- _REQUIRED TASK_
Restate each of the lines below word for word and drop every picture.

────────────────

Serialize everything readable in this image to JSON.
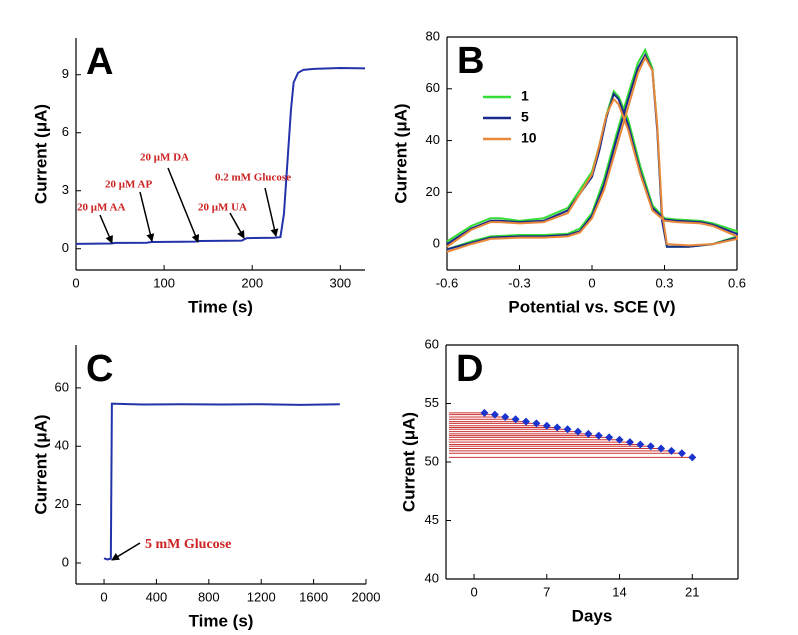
{
  "chart_data": [
    {
      "type": "line",
      "panel_label": "A",
      "xlabel": "Time (s)",
      "ylabel": "Current (μA)",
      "x": [
        0,
        40,
        45,
        80,
        86,
        135,
        140,
        188,
        194,
        225,
        232,
        236,
        240,
        244,
        247,
        252,
        258,
        270,
        300,
        328
      ],
      "values": [
        0.25,
        0.27,
        0.3,
        0.31,
        0.35,
        0.37,
        0.4,
        0.42,
        0.55,
        0.57,
        0.6,
        1.8,
        4.5,
        7.2,
        8.6,
        9.1,
        9.25,
        9.3,
        9.35,
        9.33
      ],
      "color": "#2233aa",
      "xlim": [
        0,
        328
      ],
      "xticks": [
        0,
        100,
        200,
        300
      ],
      "ylim": [
        -1.1,
        10.9
      ],
      "yticks": [
        0,
        3,
        6,
        9
      ],
      "frame": "axes",
      "annotations": [
        "20 μM AA",
        "20 μM AP",
        "20 μM DA",
        "20 μM UA",
        "0.2 mM Glucose"
      ]
    },
    {
      "type": "line",
      "panel_label": "B",
      "xlabel": "Potential vs. SCE (V)",
      "ylabel": "Current (μA)",
      "x": [
        -0.6,
        -0.5,
        -0.42,
        -0.3,
        -0.2,
        -0.1,
        -0.05,
        0,
        0.05,
        0.1,
        0.15,
        0.19,
        0.22,
        0.25,
        0.27,
        0.29,
        0.31,
        0.4,
        0.5,
        0.6,
        0.6,
        0.5,
        0.45,
        0.35,
        0.3,
        0.25,
        0.2,
        0.15,
        0.11,
        0.09,
        0.06,
        0.03,
        0,
        -0.1,
        -0.2,
        -0.3,
        -0.38,
        -0.42,
        -0.5,
        -0.6
      ],
      "series": [
        {
          "name": "1",
          "color": "#33dd33",
          "values": [
            -2,
            1,
            3,
            3.5,
            3.5,
            4,
            6,
            12,
            25,
            42,
            58,
            70,
            75,
            68,
            45,
            10,
            -1,
            -1,
            0,
            3,
            5,
            8,
            9,
            9.5,
            10,
            15,
            30,
            48,
            57,
            59,
            50,
            38,
            28,
            14,
            10,
            9,
            10,
            10,
            7,
            1
          ]
        },
        {
          "name": "5",
          "color": "#1a2a8c",
          "values": [
            -2,
            0.5,
            2.5,
            3,
            3,
            3.5,
            5,
            11,
            23,
            40,
            56,
            68,
            73,
            67,
            44,
            9,
            -1,
            -1,
            0,
            2.5,
            4,
            7.5,
            8.5,
            9,
            9.5,
            14,
            28,
            46,
            56,
            58,
            49,
            36,
            26,
            13,
            9,
            8.5,
            9,
            9,
            6,
            0
          ]
        },
        {
          "name": "10",
          "color": "#e8883a",
          "values": [
            -3,
            0,
            2,
            2.5,
            2.5,
            3,
            4.5,
            10,
            21,
            37,
            53,
            66,
            72,
            67,
            46,
            12,
            0,
            -0.5,
            0,
            2,
            3,
            7,
            8,
            8.5,
            9,
            13,
            27,
            44,
            54,
            56,
            50,
            38,
            27,
            12,
            8.5,
            8,
            8.5,
            8.5,
            5.5,
            -1
          ]
        }
      ],
      "xlim": [
        -0.6,
        0.6
      ],
      "xticks": [
        -0.6,
        -0.3,
        0,
        0.3,
        0.6
      ],
      "ylim": [
        -10,
        80
      ],
      "yticks": [
        0,
        20,
        40,
        60,
        80
      ],
      "frame": "box",
      "legend": "upper left"
    },
    {
      "type": "line",
      "panel_label": "C",
      "xlabel": "Time (s)",
      "ylabel": "Current (μA)",
      "x": [
        0,
        25,
        45,
        52,
        60,
        300,
        600,
        900,
        1200,
        1500,
        1800
      ],
      "values": [
        1.6,
        1.2,
        1.4,
        1.5,
        54.6,
        54.3,
        54.4,
        54.3,
        54.4,
        54.2,
        54.4
      ],
      "color": "#2233aa",
      "xlim": [
        -214,
        2000
      ],
      "xticks": [
        0,
        400,
        800,
        1200,
        1600,
        2000
      ],
      "ylim": [
        -7.2,
        74.7
      ],
      "yticks": [
        0,
        20,
        40,
        60
      ],
      "frame": "axes",
      "annotations": [
        "5 mM Glucose"
      ]
    },
    {
      "type": "scatter",
      "panel_label": "D",
      "xlabel": "Days",
      "ylabel": "Current (μA)",
      "x": [
        1,
        2,
        3,
        4,
        5,
        6,
        7,
        8,
        9,
        10,
        11,
        12,
        13,
        14,
        15,
        16,
        17,
        18,
        19,
        20,
        21
      ],
      "values": [
        54.2,
        54.05,
        53.85,
        53.65,
        53.45,
        53.3,
        53.1,
        52.95,
        52.8,
        52.6,
        52.4,
        52.25,
        52.1,
        51.9,
        51.7,
        51.5,
        51.35,
        51.15,
        50.95,
        50.75,
        50.4
      ],
      "color": "#1a33cc",
      "hatch_color": "#cc3333",
      "xlim": [
        -2.7,
        25.4
      ],
      "xticks": [
        0,
        7,
        14,
        21
      ],
      "ylim": [
        40,
        60
      ],
      "yticks": [
        40,
        45,
        50,
        55,
        60
      ],
      "frame": "box"
    }
  ]
}
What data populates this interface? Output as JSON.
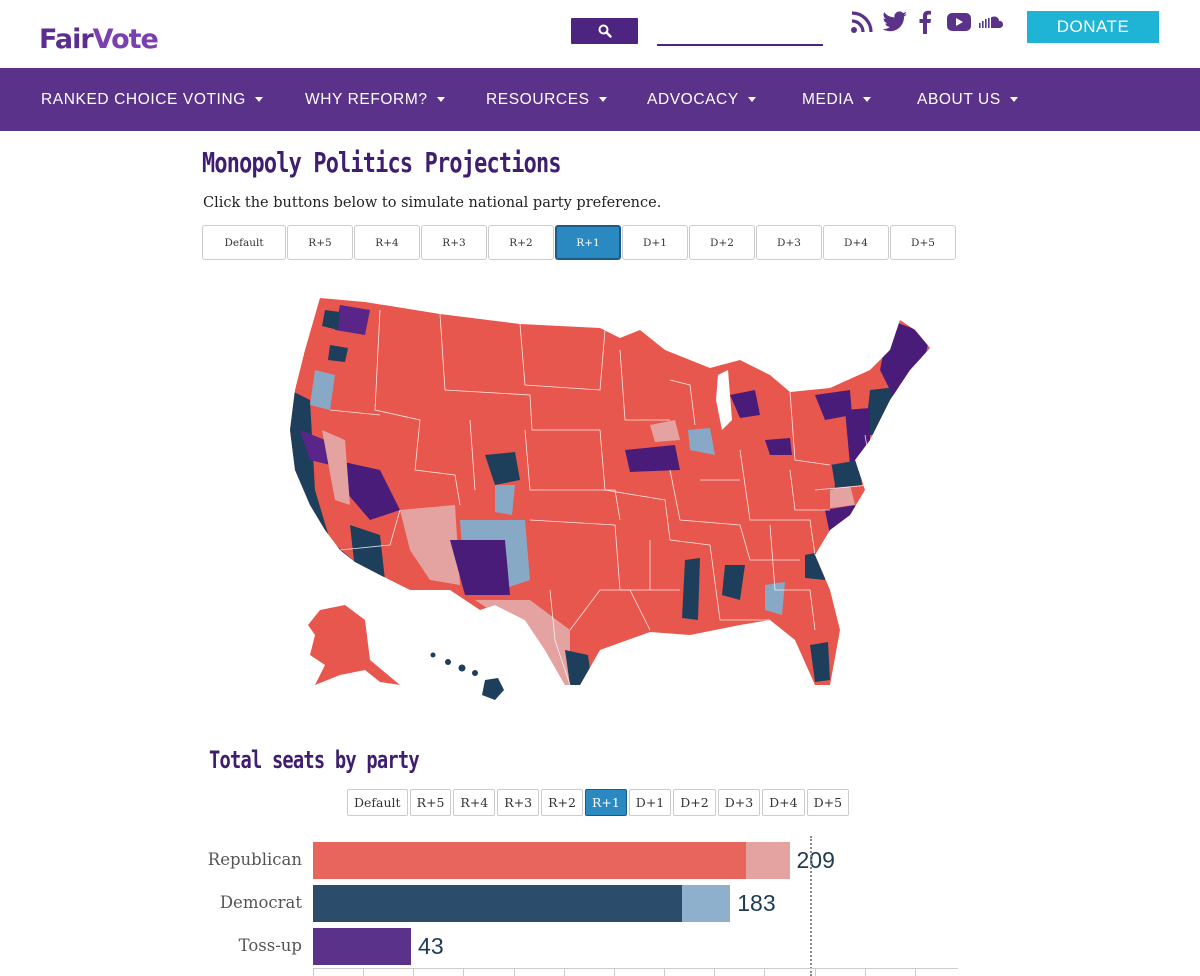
{
  "header": {
    "logo_text_a": "Fair",
    "logo_text_b": "Vote",
    "search_placeholder": "",
    "donate_label": "DONATE",
    "social": [
      "rss-icon",
      "twitter-icon",
      "facebook-icon",
      "youtube-icon",
      "soundcloud-icon"
    ]
  },
  "nav": {
    "items": [
      {
        "label": "RANKED CHOICE VOTING"
      },
      {
        "label": "WHY REFORM?"
      },
      {
        "label": "RESOURCES"
      },
      {
        "label": "ADVOCACY"
      },
      {
        "label": "MEDIA"
      },
      {
        "label": "ABOUT US"
      }
    ]
  },
  "main": {
    "title": "Monopoly Politics Projections",
    "subtitle": "Click the buttons below to simulate national party preference.",
    "buttons": [
      "Default",
      "R+5",
      "R+4",
      "R+3",
      "R+2",
      "R+1",
      "D+1",
      "D+2",
      "D+3",
      "D+4",
      "D+5"
    ],
    "active_button": "R+1"
  },
  "seats": {
    "title": "Total seats by party",
    "buttons": [
      "Default",
      "R+5",
      "R+4",
      "R+3",
      "R+2",
      "R+1",
      "D+1",
      "D+2",
      "D+3",
      "D+4",
      "D+5"
    ],
    "active_button": "R+1"
  },
  "colors": {
    "republican": "#e8655d",
    "republican_lean": "#e4a3a0",
    "democrat": "#2b4c6b",
    "democrat_lean": "#8fb0cc",
    "tossup": "#5a3289",
    "nav_bg": "#5a3289",
    "accent": "#2a89c0"
  },
  "chart_data": {
    "type": "bar",
    "orientation": "horizontal",
    "title": "Total seats by party",
    "categories": [
      "Republican",
      "Democrat",
      "Toss-up"
    ],
    "series": [
      {
        "name": "",
        "values": [
          190,
          162,
          43
        ]
      },
      {
        "name": "",
        "values": [
          19,
          21,
          0
        ]
      }
    ],
    "totals": [
      "209",
      "183",
      "43"
    ],
    "xlim": [
      0,
      250
    ],
    "reference_line": 218,
    "grid": false
  }
}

────────────────

- _THE RESULT_
Serialize everything readable in this image to JSON.
{
  "chart_data": [
    {
      "type": "line",
      "panel_label": "A",
      "xlabel": "Time (s)",
      "ylabel": "Current (μA)",
      "x": [
        0,
        40,
        45,
        80,
        86,
        135,
        140,
        188,
        194,
        225,
        232,
        236,
        240,
        244,
        247,
        252,
        258,
        270,
        300,
        328
      ],
      "values": [
        0.25,
        0.27,
        0.3,
        0.31,
        0.35,
        0.37,
        0.4,
        0.42,
        0.55,
        0.57,
        0.6,
        1.8,
        4.5,
        7.2,
        8.6,
        9.1,
        9.25,
        9.3,
        9.35,
        9.33
      ],
      "color": "#2233aa",
      "xlim": [
        0,
        328
      ],
      "xticks": [
        0,
        100,
        200,
        300
      ],
      "ylim": [
        -1.1,
        10.9
      ],
      "yticks": [
        0,
        3,
        6,
        9
      ],
      "frame": "axes",
      "annotations": [
        "20 μM AA",
        "20 μM AP",
        "20 μM DA",
        "20 μM UA",
        "0.2 mM Glucose"
      ]
    },
    {
      "type": "line",
      "panel_label": "B",
      "xlabel": "Potential vs. SCE (V)",
      "ylabel": "Current (μA)",
      "x": [
        -0.6,
        -0.5,
        -0.42,
        -0.3,
        -0.2,
        -0.1,
        -0.05,
        0,
        0.05,
        0.1,
        0.15,
        0.19,
        0.22,
        0.25,
        0.27,
        0.29,
        0.31,
        0.4,
        0.5,
        0.6,
        0.6,
        0.5,
        0.45,
        0.35,
        0.3,
        0.25,
        0.2,
        0.15,
        0.11,
        0.09,
        0.06,
        0.03,
        0,
        -0.1,
        -0.2,
        -0.3,
        -0.38,
        -0.42,
        -0.5,
        -0.6
      ],
      "series": [
        {
          "name": "1",
          "color": "#33dd33",
          "values": [
            -2,
            1,
            3,
            3.5,
            3.5,
            4,
            6,
            12,
            25,
            42,
            58,
            70,
            75,
            68,
            45,
            10,
            -1,
            -1,
            0,
            3,
            5,
            8,
            9,
            9.5,
            10,
            15,
            30,
            48,
            57,
            59,
            50,
            38,
            28,
            14,
            10,
            9,
            10,
            10,
            7,
            1
          ]
        },
        {
          "name": "5",
          "color": "#1a2a8c",
          "values": [
            -2,
            0.5,
            2.5,
            3,
            3,
            3.5,
            5,
            11,
            23,
            40,
            56,
            68,
            73,
            67,
            44,
            9,
            -1,
            -1,
            0,
            2.5,
            4,
            7.5,
            8.5,
            9,
            9.5,
            14,
            28,
            46,
            56,
            58,
            49,
            36,
            26,
            13,
            9,
            8.5,
            9,
            9,
            6,
            0
          ]
        },
        {
          "name": "10",
          "color": "#e8883a",
          "values": [
            -3,
            0,
            2,
            2.5,
            2.5,
            3,
            4.5,
            10,
            21,
            37,
            53,
            66,
            72,
            67,
            46,
            12,
            0,
            -0.5,
            0,
            2,
            3,
            7,
            8,
            8.5,
            9,
            13,
            27,
            44,
            54,
            56,
            50,
            38,
            27,
            12,
            8.5,
            8,
            8.5,
            8.5,
            5.5,
            -1
          ]
        }
      ],
      "xlim": [
        -0.6,
        0.6
      ],
      "xticks": [
        -0.6,
        -0.3,
        0,
        0.3,
        0.6
      ],
      "ylim": [
        -10,
        80
      ],
      "yticks": [
        0,
        20,
        40,
        60,
        80
      ],
      "frame": "box",
      "legend": "upper left"
    },
    {
      "type": "line",
      "panel_label": "C",
      "xlabel": "Time (s)",
      "ylabel": "Current (μA)",
      "x": [
        0,
        25,
        45,
        52,
        60,
        300,
        600,
        900,
        1200,
        1500,
        1800
      ],
      "values": [
        1.6,
        1.2,
        1.4,
        1.5,
        54.6,
        54.3,
        54.4,
        54.3,
        54.4,
        54.2,
        54.4
      ],
      "color": "#2233aa",
      "xlim": [
        -214,
        2000
      ],
      "xticks": [
        0,
        400,
        800,
        1200,
        1600,
        2000
      ],
      "ylim": [
        -7.2,
        74.7
      ],
      "yticks": [
        0,
        20,
        40,
        60
      ],
      "frame": "axes",
      "annotations": [
        "5 mM Glucose"
      ]
    },
    {
      "type": "scatter",
      "panel_label": "D",
      "xlabel": "Days",
      "ylabel": "Current (μA)",
      "x": [
        1,
        2,
        3,
        4,
        5,
        6,
        7,
        8,
        9,
        10,
        11,
        12,
        13,
        14,
        15,
        16,
        17,
        18,
        19,
        20,
        21
      ],
      "values": [
        54.2,
        54.05,
        53.85,
        53.65,
        53.45,
        53.3,
        53.1,
        52.95,
        52.8,
        52.6,
        52.4,
        52.25,
        52.1,
        51.9,
        51.7,
        51.5,
        51.35,
        51.15,
        50.95,
        50.75,
        50.4
      ],
      "color": "#1a33cc",
      "hatch_color": "#cc3333",
      "xlim": [
        -2.7,
        25.4
      ],
      "xticks": [
        0,
        7,
        14,
        21
      ],
      "ylim": [
        40,
        60
      ],
      "yticks": [
        40,
        45,
        50,
        55,
        60
      ],
      "frame": "box"
    }
  ]
}
What data populates this interface? Output as JSON.
{
  "header": {
    "logo_text_a": "Fair",
    "logo_text_b": "Vote",
    "search_placeholder": "",
    "donate_label": "DONATE",
    "social": [
      "rss-icon",
      "twitter-icon",
      "facebook-icon",
      "youtube-icon",
      "soundcloud-icon"
    ]
  },
  "nav": {
    "items": [
      {
        "label": "RANKED CHOICE VOTING"
      },
      {
        "label": "WHY REFORM?"
      },
      {
        "label": "RESOURCES"
      },
      {
        "label": "ADVOCACY"
      },
      {
        "label": "MEDIA"
      },
      {
        "label": "ABOUT US"
      }
    ]
  },
  "main": {
    "title": "Monopoly Politics Projections",
    "subtitle": "Click the buttons below to simulate national party preference.",
    "buttons": [
      "Default",
      "R+5",
      "R+4",
      "R+3",
      "R+2",
      "R+1",
      "D+1",
      "D+2",
      "D+3",
      "D+4",
      "D+5"
    ],
    "active_button": "R+1"
  },
  "seats": {
    "title": "Total seats by party",
    "buttons": [
      "Default",
      "R+5",
      "R+4",
      "R+3",
      "R+2",
      "R+1",
      "D+1",
      "D+2",
      "D+3",
      "D+4",
      "D+5"
    ],
    "active_button": "R+1"
  },
  "colors": {
    "republican": "#e8655d",
    "republican_lean": "#e4a3a0",
    "democrat": "#2b4c6b",
    "democrat_lean": "#8fb0cc",
    "tossup": "#5a3289",
    "nav_bg": "#5a3289",
    "accent": "#2a89c0"
  },
  "chart_data": {
    "type": "bar",
    "orientation": "horizontal",
    "title": "Total seats by party",
    "categories": [
      "Republican",
      "Democrat",
      "Toss-up"
    ],
    "series": [
      {
        "name": "",
        "values": [
          190,
          162,
          43
        ]
      },
      {
        "name": "",
        "values": [
          19,
          21,
          0
        ]
      }
    ],
    "totals": [
      "209",
      "183",
      "43"
    ],
    "xlim": [
      0,
      250
    ],
    "reference_line": 218,
    "grid": false
  }
}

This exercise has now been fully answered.